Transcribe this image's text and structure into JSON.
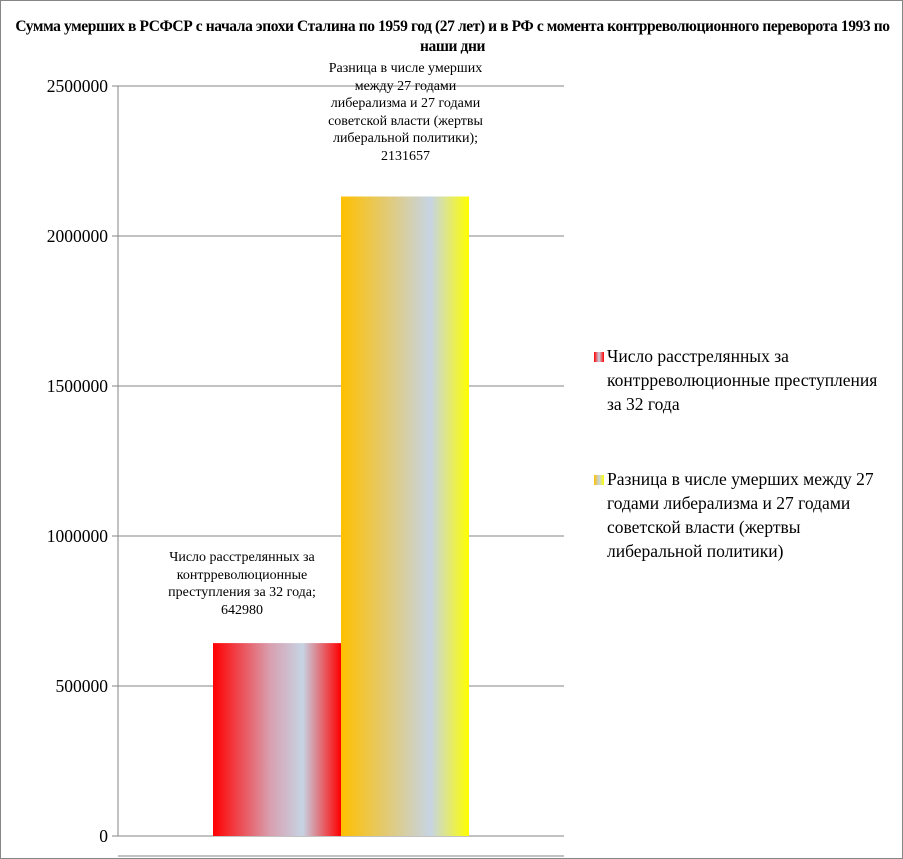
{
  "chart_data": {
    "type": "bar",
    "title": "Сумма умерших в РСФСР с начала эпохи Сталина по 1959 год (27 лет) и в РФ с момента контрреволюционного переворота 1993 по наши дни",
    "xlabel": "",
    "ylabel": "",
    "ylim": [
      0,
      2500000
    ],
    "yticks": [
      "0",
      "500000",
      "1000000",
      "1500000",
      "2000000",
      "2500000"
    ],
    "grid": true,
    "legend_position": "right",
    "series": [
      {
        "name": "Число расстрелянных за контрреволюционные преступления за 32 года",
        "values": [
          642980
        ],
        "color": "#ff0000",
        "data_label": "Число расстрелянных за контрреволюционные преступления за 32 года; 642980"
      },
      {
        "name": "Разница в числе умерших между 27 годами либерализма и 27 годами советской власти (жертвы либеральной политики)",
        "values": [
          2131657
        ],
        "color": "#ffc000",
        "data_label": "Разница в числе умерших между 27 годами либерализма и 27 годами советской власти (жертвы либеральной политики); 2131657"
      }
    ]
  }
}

REQUIRED TASK:
Output the records above exactly; leave out the pictures.

FINAL RESULT:
Transcribe this image's text and structure into JSON.
{
  "chart_data": {
    "type": "bar",
    "title": "Сумма умерших в РСФСР с начала эпохи Сталина по 1959 год (27 лет) и в РФ с момента контрреволюционного переворота 1993 по наши дни",
    "xlabel": "",
    "ylabel": "",
    "ylim": [
      0,
      2500000
    ],
    "yticks": [
      "0",
      "500000",
      "1000000",
      "1500000",
      "2000000",
      "2500000"
    ],
    "grid": true,
    "legend_position": "right",
    "series": [
      {
        "name": "Число расстрелянных за контрреволюционные преступления за 32 года",
        "values": [
          642980
        ],
        "color": "#ff0000",
        "data_label": "Число расстрелянных за контрреволюционные преступления за 32 года; 642980"
      },
      {
        "name": "Разница в числе умерших между 27 годами либерализма и 27 годами советской власти (жертвы либеральной политики)",
        "values": [
          2131657
        ],
        "color": "#ffc000",
        "data_label": "Разница в числе умерших между 27 годами либерализма и 27 годами советской власти (жертвы либеральной политики); 2131657"
      }
    ]
  }
}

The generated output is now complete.